§ **Task to complete**:
Can you output the material exactly as written, minus any pictures it holds?
──────── Record set
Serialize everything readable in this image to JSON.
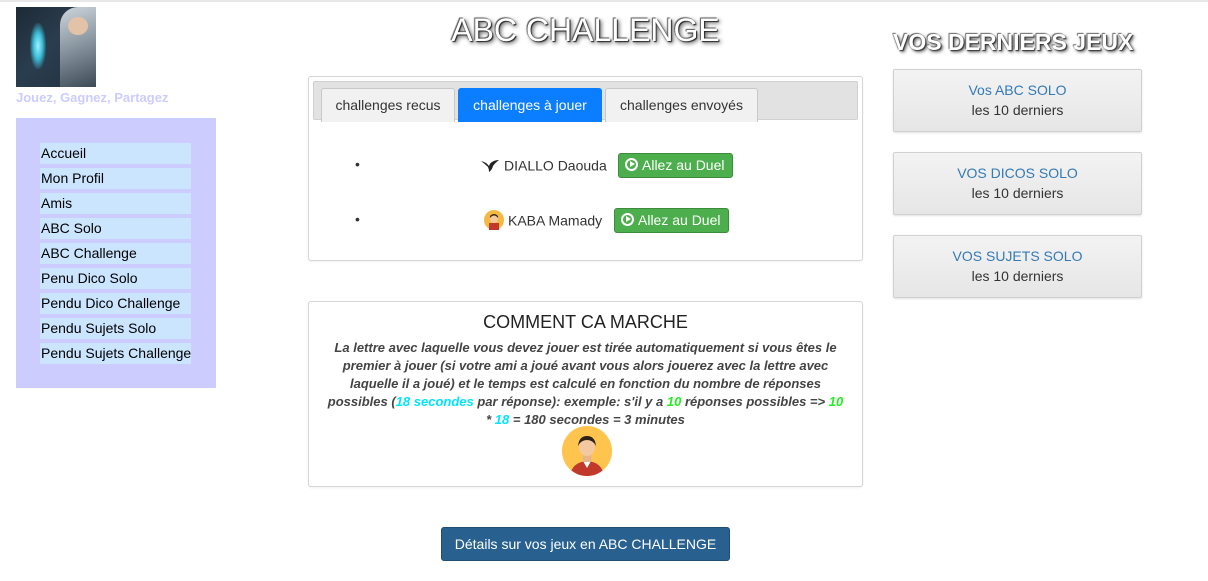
{
  "brand": {
    "tagline": "Jouez, Gagnez, Partagez"
  },
  "nav": [
    {
      "label": "Accueil"
    },
    {
      "label": "Mon Profil"
    },
    {
      "label": "Amis"
    },
    {
      "label": "ABC Solo"
    },
    {
      "label": "ABC Challenge"
    },
    {
      "label": "Penu Dico Solo"
    },
    {
      "label": "Pendu Dico Challenge"
    },
    {
      "label": "Pendu Sujets Solo"
    },
    {
      "label": "Pendu Sujets Challenge"
    }
  ],
  "main": {
    "title": "ABC CHALLENGE",
    "tabs": [
      {
        "label": "challenges recus",
        "active": false
      },
      {
        "label": "challenges à jouer",
        "active": true
      },
      {
        "label": "challenges envoyés",
        "active": false
      }
    ],
    "duels": [
      {
        "player": "DIALLO Daouda",
        "icon": "bird-icon",
        "button": "Allez au Duel"
      },
      {
        "player": "KABA Mamady",
        "icon": "user-avatar-icon",
        "button": "Allez au Duel"
      }
    ],
    "how": {
      "title": "COMMENT CA MARCHE",
      "text_1": "La lettre avec laquelle vous devez jouer est tirée automatiquement si vous êtes le premier à jouer (si votre ami a joué avant vous alors jouerez avec la lettre avec laquelle il a joué) et le temps est calculé en fonction du nombre de réponses possibles (",
      "seconds_per_answer": "18 secondes",
      "text_2": " par réponse): exemple: s'il y a ",
      "answers": "10",
      "text_3": " réponses possibles => ",
      "formula_a": "10",
      "formula_op": " * ",
      "formula_b": "18",
      "formula_result": " = 180 secondes = 3 minutes"
    },
    "details_button": "Détails sur vos jeux en ABC CHALLENGE"
  },
  "sidebar": {
    "title": "VOS DERNIERS JEUX",
    "games": [
      {
        "link": "Vos ABC SOLO",
        "sub": "les 10 derniers"
      },
      {
        "link": "VOS DICOS SOLO",
        "sub": "les 10 derniers"
      },
      {
        "link": "VOS SUJETS SOLO",
        "sub": "les 10 derniers"
      }
    ]
  },
  "colors": {
    "nav_bg": "#ccccff",
    "nav_item_bg": "#cce5ff",
    "tab_active": "#0b7dff",
    "duel_button": "#4cae4c",
    "details_button": "#286090",
    "highlight_cyan": "#00e5ff",
    "highlight_green": "#22ee22"
  }
}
────────────────
§ **Written answer**:
Serialize everything readable in this image to JSON.
{
  "brand": {
    "tagline": "Jouez, Gagnez, Partagez"
  },
  "nav": [
    {
      "label": "Accueil"
    },
    {
      "label": "Mon Profil"
    },
    {
      "label": "Amis"
    },
    {
      "label": "ABC Solo"
    },
    {
      "label": "ABC Challenge"
    },
    {
      "label": "Penu Dico Solo"
    },
    {
      "label": "Pendu Dico Challenge"
    },
    {
      "label": "Pendu Sujets Solo"
    },
    {
      "label": "Pendu Sujets Challenge"
    }
  ],
  "main": {
    "title": "ABC CHALLENGE",
    "tabs": [
      {
        "label": "challenges recus",
        "active": false
      },
      {
        "label": "challenges à jouer",
        "active": true
      },
      {
        "label": "challenges envoyés",
        "active": false
      }
    ],
    "duels": [
      {
        "player": "DIALLO Daouda",
        "icon": "bird-icon",
        "button": "Allez au Duel"
      },
      {
        "player": "KABA Mamady",
        "icon": "user-avatar-icon",
        "button": "Allez au Duel"
      }
    ],
    "how": {
      "title": "COMMENT CA MARCHE",
      "text_1": "La lettre avec laquelle vous devez jouer est tirée automatiquement si vous êtes le premier à jouer (si votre ami a joué avant vous alors jouerez avec la lettre avec laquelle il a joué) et le temps est calculé en fonction du nombre de réponses possibles (",
      "seconds_per_answer": "18 secondes",
      "text_2": " par réponse): exemple: s'il y a ",
      "answers": "10",
      "text_3": " réponses possibles => ",
      "formula_a": "10",
      "formula_op": " * ",
      "formula_b": "18",
      "formula_result": " = 180 secondes = 3 minutes"
    },
    "details_button": "Détails sur vos jeux en ABC CHALLENGE"
  },
  "sidebar": {
    "title": "VOS DERNIERS JEUX",
    "games": [
      {
        "link": "Vos ABC SOLO",
        "sub": "les 10 derniers"
      },
      {
        "link": "VOS DICOS SOLO",
        "sub": "les 10 derniers"
      },
      {
        "link": "VOS SUJETS SOLO",
        "sub": "les 10 derniers"
      }
    ]
  },
  "colors": {
    "nav_bg": "#ccccff",
    "nav_item_bg": "#cce5ff",
    "tab_active": "#0b7dff",
    "duel_button": "#4cae4c",
    "details_button": "#286090",
    "highlight_cyan": "#00e5ff",
    "highlight_green": "#22ee22"
  }
}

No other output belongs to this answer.